STATED PROBLEM: Give every line back verbatim, dropping all images.

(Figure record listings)

————

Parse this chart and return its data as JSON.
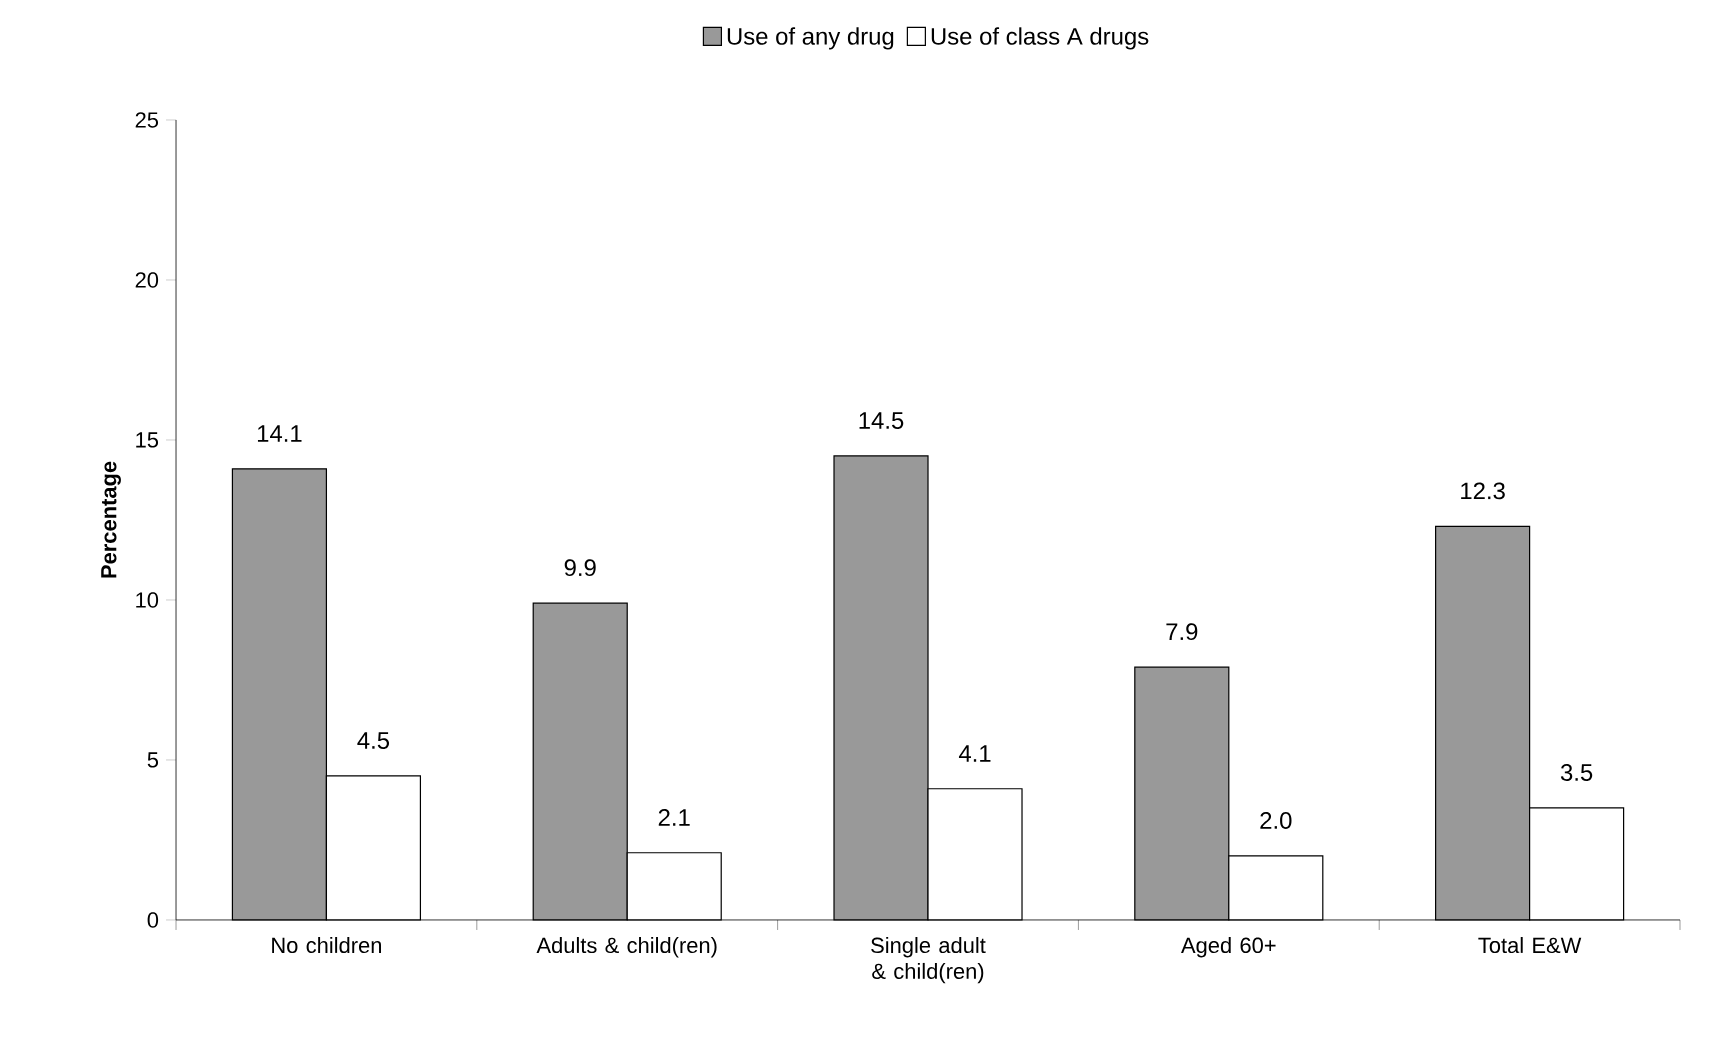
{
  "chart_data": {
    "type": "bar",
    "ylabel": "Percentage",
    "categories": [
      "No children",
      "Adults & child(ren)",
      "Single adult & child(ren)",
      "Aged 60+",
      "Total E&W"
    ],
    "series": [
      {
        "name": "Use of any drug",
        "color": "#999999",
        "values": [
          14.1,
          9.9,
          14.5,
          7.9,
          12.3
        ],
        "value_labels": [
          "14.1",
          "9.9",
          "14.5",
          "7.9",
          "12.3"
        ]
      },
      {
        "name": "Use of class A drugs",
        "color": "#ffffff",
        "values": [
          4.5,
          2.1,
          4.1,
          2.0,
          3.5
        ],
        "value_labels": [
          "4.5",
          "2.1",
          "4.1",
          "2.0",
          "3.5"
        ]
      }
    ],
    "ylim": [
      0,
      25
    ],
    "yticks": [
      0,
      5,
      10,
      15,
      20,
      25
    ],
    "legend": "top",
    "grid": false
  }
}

————

OUTPUT OF THE EXERCISE:
Parse this chart and return its data as JSON.
{
  "chart_data": {
    "type": "bar",
    "ylabel": "Percentage",
    "categories": [
      "No children",
      "Adults & child(ren)",
      "Single adult & child(ren)",
      "Aged 60+",
      "Total E&W"
    ],
    "series": [
      {
        "name": "Use of any drug",
        "color": "#999999",
        "values": [
          14.1,
          9.9,
          14.5,
          7.9,
          12.3
        ],
        "value_labels": [
          "14.1",
          "9.9",
          "14.5",
          "7.9",
          "12.3"
        ]
      },
      {
        "name": "Use of class A drugs",
        "color": "#ffffff",
        "values": [
          4.5,
          2.1,
          4.1,
          2.0,
          3.5
        ],
        "value_labels": [
          "4.5",
          "2.1",
          "4.1",
          "2.0",
          "3.5"
        ]
      }
    ],
    "ylim": [
      0,
      25
    ],
    "yticks": [
      0,
      5,
      10,
      15,
      20,
      25
    ],
    "legend": "top",
    "grid": false
  }
}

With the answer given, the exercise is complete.